Data entries
────────────────
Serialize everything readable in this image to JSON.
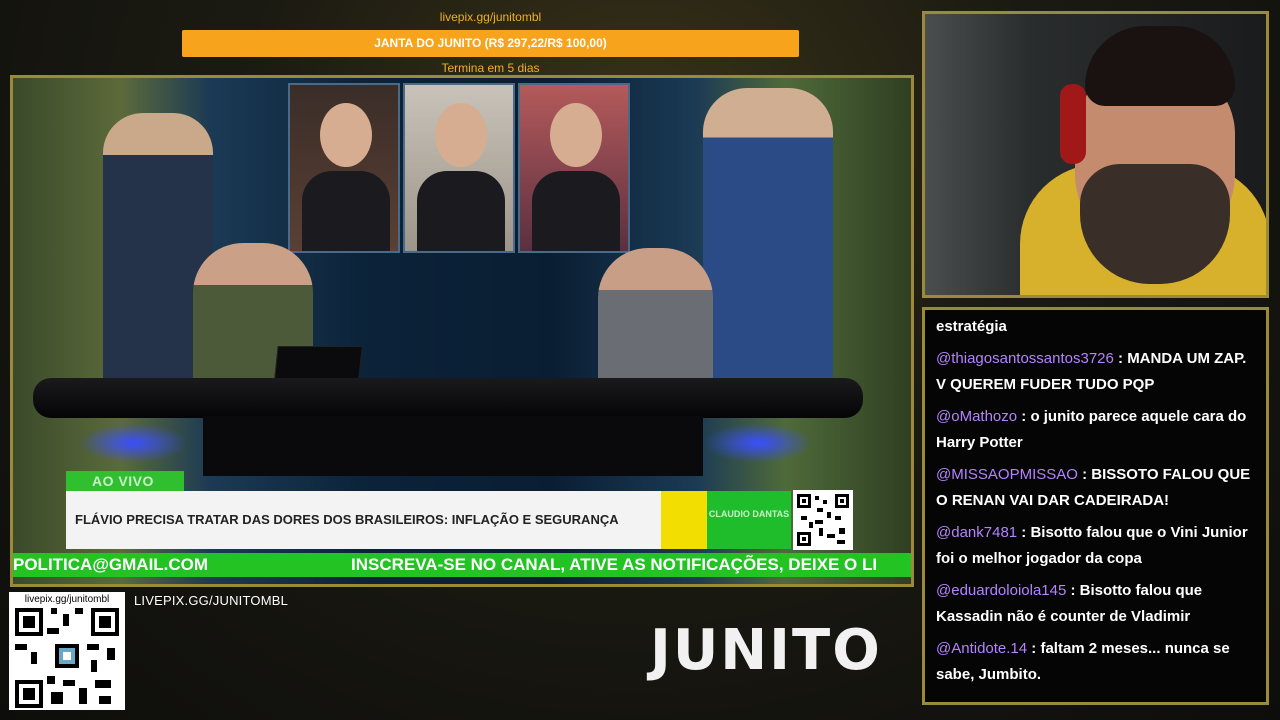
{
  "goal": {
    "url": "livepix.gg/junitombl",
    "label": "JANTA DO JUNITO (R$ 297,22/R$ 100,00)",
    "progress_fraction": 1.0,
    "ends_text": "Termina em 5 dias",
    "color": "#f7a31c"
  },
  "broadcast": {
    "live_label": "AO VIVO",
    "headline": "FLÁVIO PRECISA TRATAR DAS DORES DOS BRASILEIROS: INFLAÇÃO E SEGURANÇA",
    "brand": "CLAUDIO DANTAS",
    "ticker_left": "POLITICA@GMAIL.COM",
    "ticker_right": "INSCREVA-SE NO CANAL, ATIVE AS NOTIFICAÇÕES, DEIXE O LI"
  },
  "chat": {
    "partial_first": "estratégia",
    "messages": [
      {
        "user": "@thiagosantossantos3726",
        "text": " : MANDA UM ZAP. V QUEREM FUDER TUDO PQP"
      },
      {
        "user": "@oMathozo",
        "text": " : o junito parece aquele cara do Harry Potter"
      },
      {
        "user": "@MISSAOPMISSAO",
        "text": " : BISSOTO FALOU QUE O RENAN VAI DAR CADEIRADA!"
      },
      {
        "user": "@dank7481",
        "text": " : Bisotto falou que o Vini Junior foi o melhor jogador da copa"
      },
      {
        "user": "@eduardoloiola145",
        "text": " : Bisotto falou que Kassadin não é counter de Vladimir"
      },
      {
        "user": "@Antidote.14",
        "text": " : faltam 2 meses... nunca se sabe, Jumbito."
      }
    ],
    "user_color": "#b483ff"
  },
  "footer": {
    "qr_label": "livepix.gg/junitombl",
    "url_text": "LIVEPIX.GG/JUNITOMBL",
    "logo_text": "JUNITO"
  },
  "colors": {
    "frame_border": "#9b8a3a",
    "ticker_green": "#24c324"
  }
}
────────────────
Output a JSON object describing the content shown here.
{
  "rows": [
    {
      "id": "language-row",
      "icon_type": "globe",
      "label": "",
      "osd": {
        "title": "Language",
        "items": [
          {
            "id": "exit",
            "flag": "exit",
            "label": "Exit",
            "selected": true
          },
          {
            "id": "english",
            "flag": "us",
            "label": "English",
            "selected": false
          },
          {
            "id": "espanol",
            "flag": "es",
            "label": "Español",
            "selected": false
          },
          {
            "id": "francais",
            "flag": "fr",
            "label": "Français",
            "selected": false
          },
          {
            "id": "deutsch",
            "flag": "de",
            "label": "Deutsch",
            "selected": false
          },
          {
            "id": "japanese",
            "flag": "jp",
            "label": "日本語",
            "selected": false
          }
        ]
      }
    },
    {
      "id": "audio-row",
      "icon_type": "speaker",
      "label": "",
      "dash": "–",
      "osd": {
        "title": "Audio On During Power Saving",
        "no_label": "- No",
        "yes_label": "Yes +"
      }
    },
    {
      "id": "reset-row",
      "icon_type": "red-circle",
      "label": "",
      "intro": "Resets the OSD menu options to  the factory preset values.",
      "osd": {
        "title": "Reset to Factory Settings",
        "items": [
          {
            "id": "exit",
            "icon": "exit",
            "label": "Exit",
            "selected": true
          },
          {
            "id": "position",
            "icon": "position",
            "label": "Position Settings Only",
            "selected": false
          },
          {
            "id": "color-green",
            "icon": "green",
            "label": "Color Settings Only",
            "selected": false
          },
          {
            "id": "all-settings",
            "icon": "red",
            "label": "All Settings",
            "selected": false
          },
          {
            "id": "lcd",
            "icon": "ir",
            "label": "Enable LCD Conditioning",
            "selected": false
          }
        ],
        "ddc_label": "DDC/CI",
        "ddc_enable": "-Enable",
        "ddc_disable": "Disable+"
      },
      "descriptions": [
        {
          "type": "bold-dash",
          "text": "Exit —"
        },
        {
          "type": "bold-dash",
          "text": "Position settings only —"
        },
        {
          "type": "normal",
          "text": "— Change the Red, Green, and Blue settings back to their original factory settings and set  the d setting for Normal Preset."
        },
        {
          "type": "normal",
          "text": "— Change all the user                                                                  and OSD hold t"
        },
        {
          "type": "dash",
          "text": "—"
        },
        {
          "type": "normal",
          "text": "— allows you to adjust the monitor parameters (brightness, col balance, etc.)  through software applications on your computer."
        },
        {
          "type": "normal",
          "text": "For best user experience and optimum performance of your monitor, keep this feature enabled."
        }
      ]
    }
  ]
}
────────────────
> Written request
Copy each line of the listing that contains the string "monitor".

> Exercise solution
          "text": "— allows you to adjust the monitor parameters (brightness, col balance, etc.)  through software applications on your computer."
          "text": "For best user experience and optimum performance of your monitor, keep this feature enabled."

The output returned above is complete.